■ Stated exercise ■
Return the records, each one exactly as written.

■ Records for this exercise ■
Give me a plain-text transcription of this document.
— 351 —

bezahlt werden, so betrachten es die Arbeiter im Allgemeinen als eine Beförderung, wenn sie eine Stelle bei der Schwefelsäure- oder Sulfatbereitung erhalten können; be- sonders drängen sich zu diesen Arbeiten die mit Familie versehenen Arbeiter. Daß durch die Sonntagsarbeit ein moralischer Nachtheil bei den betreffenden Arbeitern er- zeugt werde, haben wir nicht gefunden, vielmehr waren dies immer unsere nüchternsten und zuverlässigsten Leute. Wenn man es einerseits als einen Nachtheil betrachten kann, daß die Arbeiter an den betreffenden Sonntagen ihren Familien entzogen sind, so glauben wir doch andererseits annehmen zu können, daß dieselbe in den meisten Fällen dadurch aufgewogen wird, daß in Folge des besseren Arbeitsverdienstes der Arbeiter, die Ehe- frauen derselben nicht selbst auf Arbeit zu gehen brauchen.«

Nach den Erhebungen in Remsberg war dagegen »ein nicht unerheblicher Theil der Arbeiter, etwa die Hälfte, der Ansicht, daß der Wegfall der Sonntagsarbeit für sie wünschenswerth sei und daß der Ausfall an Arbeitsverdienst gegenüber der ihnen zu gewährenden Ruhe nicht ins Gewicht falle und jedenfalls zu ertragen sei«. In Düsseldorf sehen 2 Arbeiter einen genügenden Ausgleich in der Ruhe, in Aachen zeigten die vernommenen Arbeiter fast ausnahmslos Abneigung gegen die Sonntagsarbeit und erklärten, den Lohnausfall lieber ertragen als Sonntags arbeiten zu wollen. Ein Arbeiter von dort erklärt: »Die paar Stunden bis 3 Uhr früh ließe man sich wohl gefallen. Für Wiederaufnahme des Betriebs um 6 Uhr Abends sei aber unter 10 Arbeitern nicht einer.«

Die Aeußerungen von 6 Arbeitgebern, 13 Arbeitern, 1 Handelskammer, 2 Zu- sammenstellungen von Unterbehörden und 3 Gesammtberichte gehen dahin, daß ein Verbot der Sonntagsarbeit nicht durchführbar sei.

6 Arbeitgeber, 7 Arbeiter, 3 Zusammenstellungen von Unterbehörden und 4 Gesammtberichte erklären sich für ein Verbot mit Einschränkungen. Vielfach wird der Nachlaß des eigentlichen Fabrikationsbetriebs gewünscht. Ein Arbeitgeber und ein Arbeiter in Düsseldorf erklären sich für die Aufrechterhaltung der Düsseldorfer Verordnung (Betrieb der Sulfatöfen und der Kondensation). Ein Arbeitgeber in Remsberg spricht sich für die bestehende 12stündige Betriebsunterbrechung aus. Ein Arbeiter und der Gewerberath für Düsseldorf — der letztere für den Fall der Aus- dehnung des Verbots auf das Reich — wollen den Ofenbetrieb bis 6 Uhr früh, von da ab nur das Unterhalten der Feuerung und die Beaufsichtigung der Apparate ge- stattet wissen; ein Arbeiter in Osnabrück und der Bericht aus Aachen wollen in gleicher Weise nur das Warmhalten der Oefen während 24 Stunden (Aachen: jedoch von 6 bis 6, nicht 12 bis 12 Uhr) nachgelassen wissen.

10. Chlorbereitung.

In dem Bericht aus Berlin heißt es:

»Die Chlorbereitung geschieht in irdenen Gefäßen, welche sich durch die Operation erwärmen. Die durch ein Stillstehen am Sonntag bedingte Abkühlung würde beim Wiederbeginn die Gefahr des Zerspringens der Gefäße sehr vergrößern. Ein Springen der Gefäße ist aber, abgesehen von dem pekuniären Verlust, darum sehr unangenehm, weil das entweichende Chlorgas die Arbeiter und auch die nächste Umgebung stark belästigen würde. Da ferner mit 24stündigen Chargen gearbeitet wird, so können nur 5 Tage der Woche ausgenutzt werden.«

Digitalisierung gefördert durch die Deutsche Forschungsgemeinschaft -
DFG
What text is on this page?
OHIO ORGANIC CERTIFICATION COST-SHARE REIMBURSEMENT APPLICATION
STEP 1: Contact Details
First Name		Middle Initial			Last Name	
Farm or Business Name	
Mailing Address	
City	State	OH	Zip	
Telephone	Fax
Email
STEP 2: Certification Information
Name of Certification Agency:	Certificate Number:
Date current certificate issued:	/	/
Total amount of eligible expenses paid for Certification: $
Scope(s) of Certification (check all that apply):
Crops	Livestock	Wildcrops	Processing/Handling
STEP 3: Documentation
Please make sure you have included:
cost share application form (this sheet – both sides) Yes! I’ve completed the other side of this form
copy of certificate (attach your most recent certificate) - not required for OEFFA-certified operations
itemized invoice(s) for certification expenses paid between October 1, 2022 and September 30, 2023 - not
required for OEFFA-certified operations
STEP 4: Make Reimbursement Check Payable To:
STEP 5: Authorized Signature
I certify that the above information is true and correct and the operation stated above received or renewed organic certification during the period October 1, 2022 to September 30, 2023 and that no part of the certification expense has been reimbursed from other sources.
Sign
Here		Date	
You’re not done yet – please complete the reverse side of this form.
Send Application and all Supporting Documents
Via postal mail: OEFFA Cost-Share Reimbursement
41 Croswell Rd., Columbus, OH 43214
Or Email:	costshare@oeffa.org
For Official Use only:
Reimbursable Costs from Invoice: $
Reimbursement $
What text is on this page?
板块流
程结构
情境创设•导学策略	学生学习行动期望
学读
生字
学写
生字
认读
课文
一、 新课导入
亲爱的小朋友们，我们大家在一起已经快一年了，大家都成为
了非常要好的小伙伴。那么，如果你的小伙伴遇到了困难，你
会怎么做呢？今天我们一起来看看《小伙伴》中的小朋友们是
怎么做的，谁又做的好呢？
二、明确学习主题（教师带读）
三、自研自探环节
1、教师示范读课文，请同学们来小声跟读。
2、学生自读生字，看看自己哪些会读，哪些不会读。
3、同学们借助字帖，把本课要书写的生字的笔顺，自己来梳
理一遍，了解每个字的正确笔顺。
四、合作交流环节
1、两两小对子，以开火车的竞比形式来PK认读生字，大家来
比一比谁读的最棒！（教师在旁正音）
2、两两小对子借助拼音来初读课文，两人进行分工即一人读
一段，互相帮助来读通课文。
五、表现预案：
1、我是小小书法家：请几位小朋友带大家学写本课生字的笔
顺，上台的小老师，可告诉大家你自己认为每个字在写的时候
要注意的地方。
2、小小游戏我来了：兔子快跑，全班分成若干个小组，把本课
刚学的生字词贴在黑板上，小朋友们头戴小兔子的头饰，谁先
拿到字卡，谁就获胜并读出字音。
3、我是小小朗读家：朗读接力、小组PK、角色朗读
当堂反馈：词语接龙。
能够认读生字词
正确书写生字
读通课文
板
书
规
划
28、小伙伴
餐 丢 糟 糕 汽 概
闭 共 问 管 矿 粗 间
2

■ Task answer ■
Give me a plain-text transcription of this document.
— 351 —

bezahlt werden, so betrachten es die Arbeiter im Allgemeinen als eine Beförderung, wenn sie eine Stelle bei der Schwefelsäure- oder Sulfatbereitung erhalten können; be- sonders drängen sich zu diesen Arbeiten die mit Familie versehenen Arbeiter. Daß durch die Sonntagsarbeit ein moralischer Nachtheil bei den betreffenden Arbeitern er- zeugt werde, haben wir nicht gefunden, vielmehr waren dies immer unsere nüchternsten und zuverlässigsten Leute. Wenn man es einerseits als einen Nachtheil betrachten kann, daß die Arbeiter an den betreffenden Sonntagen ihren Familien entzogen sind, so glauben wir doch andererseits annehmen zu können, daß dieselbe in den meisten Fällen dadurch aufgewogen wird, daß in Folge des besseren Arbeitsverdienstes der Arbeiter, die Ehe- frauen derselben nicht selbst auf Arbeit zu gehen brauchen.«

Nach den Erhebungen in Remsberg war dagegen »ein nicht unerheblicher Theil der Arbeiter, etwa die Hälfte, der Ansicht, daß der Wegfall der Sonntagsarbeit für sie wünschenswerth sei und daß der Ausfall an Arbeitsverdienst gegenüber der ihnen zu gewährenden Ruhe nicht ins Gewicht falle und jedenfalls zu ertragen sei«. In Düsseldorf sehen 2 Arbeiter einen genügenden Ausgleich in der Ruhe, in Aachen zeigten die vernommenen Arbeiter fast ausnahmslos Abneigung gegen die Sonntagsarbeit und erklärten, den Lohnausfall lieber ertragen als Sonntags arbeiten zu wollen. Ein Arbeiter von dort erklärt: »Die paar Stunden bis 3 Uhr früh ließe man sich wohl gefallen. Für Wiederaufnahme des Betriebs um 6 Uhr Abends sei aber unter 10 Arbeitern nicht einer.«

Die Aeußerungen von 6 Arbeitgebern, 13 Arbeitern, 1 Handelskammer, 2 Zu- sammenstellungen von Unterbehörden und 3 Gesammtberichte gehen dahin, daß ein Verbot der Sonntagsarbeit nicht durchführbar sei.

6 Arbeitgeber, 7 Arbeiter, 3 Zusammenstellungen von Unterbehörden und 4 Gesammtberichte erklären sich für ein Verbot mit Einschränkungen. Vielfach wird der Nachlaß des eigentlichen Fabrikationsbetriebs gewünscht. Ein Arbeitgeber und ein Arbeiter in Düsseldorf erklären sich für die Aufrechterhaltung der Düsseldorfer Verordnung (Betrieb der Sulfatöfen und der Kondensation). Ein Arbeitgeber in Remsberg spricht sich für die bestehende 12stündige Betriebsunterbrechung aus. Ein Arbeiter und der Gewerberath für Düsseldorf — der letztere für den Fall der Aus- dehnung des Verbots auf das Reich — wollen den Ofenbetrieb bis 6 Uhr früh, von da ab nur das Unterhalten der Feuerung und die Beaufsichtigung der Apparate ge- stattet wissen; ein Arbeiter in Osnabrück und der Bericht aus Aachen wollen in gleicher Weise nur das Warmhalten der Oefen während 24 Stunden (Aachen: jedoch von 6 bis 6, nicht 12 bis 12 Uhr) nachgelassen wissen.

10. Chlorbereitung.

In dem Bericht aus Berlin heißt es:

»Die Chlorbereitung geschieht in irdenen Gefäßen, welche sich durch die Operation erwärmen. Die durch ein Stillstehen am Sonntag bedingte Abkühlung würde beim Wiederbeginn die Gefahr des Zerspringens der Gefäße sehr vergrößern. Ein Springen der Gefäße ist aber, abgesehen von dem pekuniären Verlust, darum sehr unangenehm, weil das entweichende Chlorgas die Arbeiter und auch die nächste Umgebung stark belästigen würde. Da ferner mit 24stündigen Chargen gearbeitet wird, so können nur 5 Tage der Woche ausgenutzt werden.«

Digitalisierung gefördert durch die Deutsche Forschungsgemeinschaft -
DFG
What text is on this page?
OHIO ORGANIC CERTIFICATION COST-SHARE REIMBURSEMENT APPLICATION
STEP 1: Contact Details
First Name		Middle Initial			Last Name	
Farm or Business Name	
Mailing Address	
City	State	OH	Zip	
Telephone	Fax
Email
STEP 2: Certification Information
Name of Certification Agency:	Certificate Number:
Date current certificate issued:	/	/
Total amount of eligible expenses paid for Certification: $
Scope(s) of Certification (check all that apply):
Crops	Livestock	Wildcrops	Processing/Handling
STEP 3: Documentation
Please make sure you have included:
cost share application form (this sheet – both sides) Yes! I’ve completed the other side of this form
copy of certificate (attach your most recent certificate) - not required for OEFFA-certified operations
itemized invoice(s) for certification expenses paid between October 1, 2022 and September 30, 2023 - not
required for OEFFA-certified operations
STEP 4: Make Reimbursement Check Payable To:
STEP 5: Authorized Signature
I certify that the above information is true and correct and the operation stated above received or renewed organic certification during the period October 1, 2022 to September 30, 2023 and that no part of the certification expense has been reimbursed from other sources.
Sign
Here		Date	
You’re not done yet – please complete the reverse side of this form.
Send Application and all Supporting Documents
Via postal mail: OEFFA Cost-Share Reimbursement
41 Croswell Rd., Columbus, OH 43214
Or Email:	costshare@oeffa.org
For Official Use only:
Reimbursable Costs from Invoice: $
Reimbursement $
What text is on this page?
板块流
程结构
情境创设•导学策略	学生学习行动期望
学读
生字
学写
生字
认读
课文
一、 新课导入
亲爱的小朋友们，我们大家在一起已经快一年了，大家都成为
了非常要好的小伙伴。那么，如果你的小伙伴遇到了困难，你
会怎么做呢？今天我们一起来看看《小伙伴》中的小朋友们是
怎么做的，谁又做的好呢？
二、明确学习主题（教师带读）
三、自研自探环节
1、教师示范读课文，请同学们来小声跟读。
2、学生自读生字，看看自己哪些会读，哪些不会读。
3、同学们借助字帖，把本课要书写的生字的笔顺，自己来梳
理一遍，了解每个字的正确笔顺。
四、合作交流环节
1、两两小对子，以开火车的竞比形式来PK认读生字，大家来
比一比谁读的最棒！（教师在旁正音）
2、两两小对子借助拼音来初读课文，两人进行分工即一人读
一段，互相帮助来读通课文。
五、表现预案：
1、我是小小书法家：请几位小朋友带大家学写本课生字的笔
顺，上台的小老师，可告诉大家你自己认为每个字在写的时候
要注意的地方。
2、小小游戏我来了：兔子快跑，全班分成若干个小组，把本课
刚学的生字词贴在黑板上，小朋友们头戴小兔子的头饰，谁先
拿到字卡，谁就获胜并读出字音。
3、我是小小朗读家：朗读接力、小组PK、角色朗读
当堂反馈：词语接龙。
能够认读生字词
正确书写生字
读通课文
板
书
规
划
28、小伙伴
餐 丢 糟 糕 汽 概
闭 共 问 管 矿 粗 间
2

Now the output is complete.